*Exercise task*.
Quote all of the data below exactly, please.

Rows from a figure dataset

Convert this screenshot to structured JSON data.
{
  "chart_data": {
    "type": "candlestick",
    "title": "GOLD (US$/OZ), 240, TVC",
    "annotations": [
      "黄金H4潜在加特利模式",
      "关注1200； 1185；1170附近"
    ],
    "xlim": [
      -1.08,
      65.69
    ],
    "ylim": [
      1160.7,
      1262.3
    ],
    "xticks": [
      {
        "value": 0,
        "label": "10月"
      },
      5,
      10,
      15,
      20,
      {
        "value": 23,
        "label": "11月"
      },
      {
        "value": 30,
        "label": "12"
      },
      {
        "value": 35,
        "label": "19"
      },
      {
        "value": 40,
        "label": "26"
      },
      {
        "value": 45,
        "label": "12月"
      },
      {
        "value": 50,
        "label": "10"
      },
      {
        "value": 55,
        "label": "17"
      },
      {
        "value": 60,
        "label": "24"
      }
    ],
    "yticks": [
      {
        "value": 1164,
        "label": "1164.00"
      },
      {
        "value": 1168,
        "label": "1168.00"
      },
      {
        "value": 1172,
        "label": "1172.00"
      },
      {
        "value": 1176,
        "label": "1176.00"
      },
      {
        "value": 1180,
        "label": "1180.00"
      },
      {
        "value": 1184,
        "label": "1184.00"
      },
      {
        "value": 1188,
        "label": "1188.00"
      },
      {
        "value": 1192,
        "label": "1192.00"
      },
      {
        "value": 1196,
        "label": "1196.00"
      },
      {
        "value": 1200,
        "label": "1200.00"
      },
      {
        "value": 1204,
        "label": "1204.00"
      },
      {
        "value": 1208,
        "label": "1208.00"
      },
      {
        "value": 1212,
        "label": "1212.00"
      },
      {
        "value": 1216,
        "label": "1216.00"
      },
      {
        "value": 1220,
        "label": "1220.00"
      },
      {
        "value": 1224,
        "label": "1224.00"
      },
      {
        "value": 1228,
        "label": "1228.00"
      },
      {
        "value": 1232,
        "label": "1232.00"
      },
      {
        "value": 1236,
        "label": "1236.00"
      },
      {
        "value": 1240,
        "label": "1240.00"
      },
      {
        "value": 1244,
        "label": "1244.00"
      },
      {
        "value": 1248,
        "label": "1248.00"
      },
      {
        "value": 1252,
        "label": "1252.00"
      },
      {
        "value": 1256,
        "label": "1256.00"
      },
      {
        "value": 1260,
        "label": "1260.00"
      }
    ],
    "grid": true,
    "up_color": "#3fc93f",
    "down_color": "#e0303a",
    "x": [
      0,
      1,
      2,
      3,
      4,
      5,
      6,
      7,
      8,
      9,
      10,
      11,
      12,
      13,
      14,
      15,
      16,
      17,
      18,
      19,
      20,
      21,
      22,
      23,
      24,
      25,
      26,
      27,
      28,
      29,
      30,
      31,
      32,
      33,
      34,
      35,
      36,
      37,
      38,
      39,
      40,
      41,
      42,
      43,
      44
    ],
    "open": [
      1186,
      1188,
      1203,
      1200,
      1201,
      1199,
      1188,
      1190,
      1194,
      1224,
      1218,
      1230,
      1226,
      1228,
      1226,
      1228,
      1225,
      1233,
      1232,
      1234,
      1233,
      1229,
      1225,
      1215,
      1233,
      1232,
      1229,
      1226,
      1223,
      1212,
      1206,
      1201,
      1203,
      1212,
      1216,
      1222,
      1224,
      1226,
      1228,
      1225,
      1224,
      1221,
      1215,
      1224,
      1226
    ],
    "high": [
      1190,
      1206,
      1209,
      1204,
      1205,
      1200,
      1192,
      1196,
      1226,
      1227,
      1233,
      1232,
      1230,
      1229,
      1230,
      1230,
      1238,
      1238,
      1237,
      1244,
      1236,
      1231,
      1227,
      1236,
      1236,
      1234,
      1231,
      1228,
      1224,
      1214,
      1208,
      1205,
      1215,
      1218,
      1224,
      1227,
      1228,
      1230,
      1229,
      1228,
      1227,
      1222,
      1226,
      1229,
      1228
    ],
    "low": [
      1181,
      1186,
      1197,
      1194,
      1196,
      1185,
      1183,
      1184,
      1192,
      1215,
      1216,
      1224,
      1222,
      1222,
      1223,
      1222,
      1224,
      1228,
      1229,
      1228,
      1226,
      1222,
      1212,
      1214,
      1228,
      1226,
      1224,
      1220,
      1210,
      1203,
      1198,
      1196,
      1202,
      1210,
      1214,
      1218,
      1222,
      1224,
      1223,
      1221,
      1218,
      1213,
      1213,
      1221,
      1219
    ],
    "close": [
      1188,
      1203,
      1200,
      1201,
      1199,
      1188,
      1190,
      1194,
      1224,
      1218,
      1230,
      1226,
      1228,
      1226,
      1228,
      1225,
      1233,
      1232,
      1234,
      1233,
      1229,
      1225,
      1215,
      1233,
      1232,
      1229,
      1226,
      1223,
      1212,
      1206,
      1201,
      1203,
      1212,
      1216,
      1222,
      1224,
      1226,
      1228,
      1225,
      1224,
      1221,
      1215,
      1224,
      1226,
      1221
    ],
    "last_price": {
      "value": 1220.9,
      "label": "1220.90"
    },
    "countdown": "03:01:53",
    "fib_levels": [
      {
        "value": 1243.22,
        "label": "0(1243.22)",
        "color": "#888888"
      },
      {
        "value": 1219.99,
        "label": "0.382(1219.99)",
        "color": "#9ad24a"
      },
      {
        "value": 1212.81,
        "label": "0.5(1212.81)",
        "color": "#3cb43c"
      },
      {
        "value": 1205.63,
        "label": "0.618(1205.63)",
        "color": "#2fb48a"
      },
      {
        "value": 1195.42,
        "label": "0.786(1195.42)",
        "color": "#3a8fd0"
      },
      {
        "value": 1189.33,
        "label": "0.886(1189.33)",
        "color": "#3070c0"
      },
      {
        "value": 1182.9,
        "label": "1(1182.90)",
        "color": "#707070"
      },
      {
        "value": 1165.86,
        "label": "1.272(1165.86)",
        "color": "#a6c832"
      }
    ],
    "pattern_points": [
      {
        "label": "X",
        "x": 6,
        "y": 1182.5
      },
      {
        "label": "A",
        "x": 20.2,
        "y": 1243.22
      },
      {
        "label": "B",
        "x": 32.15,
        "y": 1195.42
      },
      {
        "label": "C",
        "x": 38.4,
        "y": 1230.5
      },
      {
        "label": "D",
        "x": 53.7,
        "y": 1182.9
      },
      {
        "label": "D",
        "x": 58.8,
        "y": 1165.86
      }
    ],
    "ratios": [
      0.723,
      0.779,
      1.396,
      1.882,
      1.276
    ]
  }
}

*Result of the exercise*.
Convert this screenshot to structured JSON data.
{
  "chart_data": {
    "type": "candlestick",
    "title": "GOLD (US$/OZ), 240, TVC",
    "annotations": [
      "黄金H4潜在加特利模式",
      "关注1200； 1185；1170附近"
    ],
    "xlim": [
      -1.08,
      65.69
    ],
    "ylim": [
      1160.7,
      1262.3
    ],
    "xticks": [
      {
        "value": 0,
        "label": "10月"
      },
      5,
      10,
      15,
      20,
      {
        "value": 23,
        "label": "11月"
      },
      {
        "value": 30,
        "label": "12"
      },
      {
        "value": 35,
        "label": "19"
      },
      {
        "value": 40,
        "label": "26"
      },
      {
        "value": 45,
        "label": "12月"
      },
      {
        "value": 50,
        "label": "10"
      },
      {
        "value": 55,
        "label": "17"
      },
      {
        "value": 60,
        "label": "24"
      }
    ],
    "yticks": [
      {
        "value": 1164,
        "label": "1164.00"
      },
      {
        "value": 1168,
        "label": "1168.00"
      },
      {
        "value": 1172,
        "label": "1172.00"
      },
      {
        "value": 1176,
        "label": "1176.00"
      },
      {
        "value": 1180,
        "label": "1180.00"
      },
      {
        "value": 1184,
        "label": "1184.00"
      },
      {
        "value": 1188,
        "label": "1188.00"
      },
      {
        "value": 1192,
        "label": "1192.00"
      },
      {
        "value": 1196,
        "label": "1196.00"
      },
      {
        "value": 1200,
        "label": "1200.00"
      },
      {
        "value": 1204,
        "label": "1204.00"
      },
      {
        "value": 1208,
        "label": "1208.00"
      },
      {
        "value": 1212,
        "label": "1212.00"
      },
      {
        "value": 1216,
        "label": "1216.00"
      },
      {
        "value": 1220,
        "label": "1220.00"
      },
      {
        "value": 1224,
        "label": "1224.00"
      },
      {
        "value": 1228,
        "label": "1228.00"
      },
      {
        "value": 1232,
        "label": "1232.00"
      },
      {
        "value": 1236,
        "label": "1236.00"
      },
      {
        "value": 1240,
        "label": "1240.00"
      },
      {
        "value": 1244,
        "label": "1244.00"
      },
      {
        "value": 1248,
        "label": "1248.00"
      },
      {
        "value": 1252,
        "label": "1252.00"
      },
      {
        "value": 1256,
        "label": "1256.00"
      },
      {
        "value": 1260,
        "label": "1260.00"
      }
    ],
    "grid": true,
    "up_color": "#3fc93f",
    "down_color": "#e0303a",
    "x": [
      0,
      1,
      2,
      3,
      4,
      5,
      6,
      7,
      8,
      9,
      10,
      11,
      12,
      13,
      14,
      15,
      16,
      17,
      18,
      19,
      20,
      21,
      22,
      23,
      24,
      25,
      26,
      27,
      28,
      29,
      30,
      31,
      32,
      33,
      34,
      35,
      36,
      37,
      38,
      39,
      40,
      41,
      42,
      43,
      44
    ],
    "open": [
      1186,
      1188,
      1203,
      1200,
      1201,
      1199,
      1188,
      1190,
      1194,
      1224,
      1218,
      1230,
      1226,
      1228,
      1226,
      1228,
      1225,
      1233,
      1232,
      1234,
      1233,
      1229,
      1225,
      1215,
      1233,
      1232,
      1229,
      1226,
      1223,
      1212,
      1206,
      1201,
      1203,
      1212,
      1216,
      1222,
      1224,
      1226,
      1228,
      1225,
      1224,
      1221,
      1215,
      1224,
      1226
    ],
    "high": [
      1190,
      1206,
      1209,
      1204,
      1205,
      1200,
      1192,
      1196,
      1226,
      1227,
      1233,
      1232,
      1230,
      1229,
      1230,
      1230,
      1238,
      1238,
      1237,
      1244,
      1236,
      1231,
      1227,
      1236,
      1236,
      1234,
      1231,
      1228,
      1224,
      1214,
      1208,
      1205,
      1215,
      1218,
      1224,
      1227,
      1228,
      1230,
      1229,
      1228,
      1227,
      1222,
      1226,
      1229,
      1228
    ],
    "low": [
      1181,
      1186,
      1197,
      1194,
      1196,
      1185,
      1183,
      1184,
      1192,
      1215,
      1216,
      1224,
      1222,
      1222,
      1223,
      1222,
      1224,
      1228,
      1229,
      1228,
      1226,
      1222,
      1212,
      1214,
      1228,
      1226,
      1224,
      1220,
      1210,
      1203,
      1198,
      1196,
      1202,
      1210,
      1214,
      1218,
      1222,
      1224,
      1223,
      1221,
      1218,
      1213,
      1213,
      1221,
      1219
    ],
    "close": [
      1188,
      1203,
      1200,
      1201,
      1199,
      1188,
      1190,
      1194,
      1224,
      1218,
      1230,
      1226,
      1228,
      1226,
      1228,
      1225,
      1233,
      1232,
      1234,
      1233,
      1229,
      1225,
      1215,
      1233,
      1232,
      1229,
      1226,
      1223,
      1212,
      1206,
      1201,
      1203,
      1212,
      1216,
      1222,
      1224,
      1226,
      1228,
      1225,
      1224,
      1221,
      1215,
      1224,
      1226,
      1221
    ],
    "last_price": {
      "value": 1220.9,
      "label": "1220.90"
    },
    "countdown": "03:01:53",
    "fib_levels": [
      {
        "value": 1243.22,
        "label": "0(1243.22)",
        "color": "#888888"
      },
      {
        "value": 1219.99,
        "label": "0.382(1219.99)",
        "color": "#9ad24a"
      },
      {
        "value": 1212.81,
        "label": "0.5(1212.81)",
        "color": "#3cb43c"
      },
      {
        "value": 1205.63,
        "label": "0.618(1205.63)",
        "color": "#2fb48a"
      },
      {
        "value": 1195.42,
        "label": "0.786(1195.42)",
        "color": "#3a8fd0"
      },
      {
        "value": 1189.33,
        "label": "0.886(1189.33)",
        "color": "#3070c0"
      },
      {
        "value": 1182.9,
        "label": "1(1182.90)",
        "color": "#707070"
      },
      {
        "value": 1165.86,
        "label": "1.272(1165.86)",
        "color": "#a6c832"
      }
    ],
    "pattern_points": [
      {
        "label": "X",
        "x": 6,
        "y": 1182.5
      },
      {
        "label": "A",
        "x": 20.2,
        "y": 1243.22
      },
      {
        "label": "B",
        "x": 32.15,
        "y": 1195.42
      },
      {
        "label": "C",
        "x": 38.4,
        "y": 1230.5
      },
      {
        "label": "D",
        "x": 53.7,
        "y": 1182.9
      },
      {
        "label": "D",
        "x": 58.8,
        "y": 1165.86
      }
    ],
    "ratios": [
      0.723,
      0.779,
      1.396,
      1.882,
      1.276
    ]
  }
}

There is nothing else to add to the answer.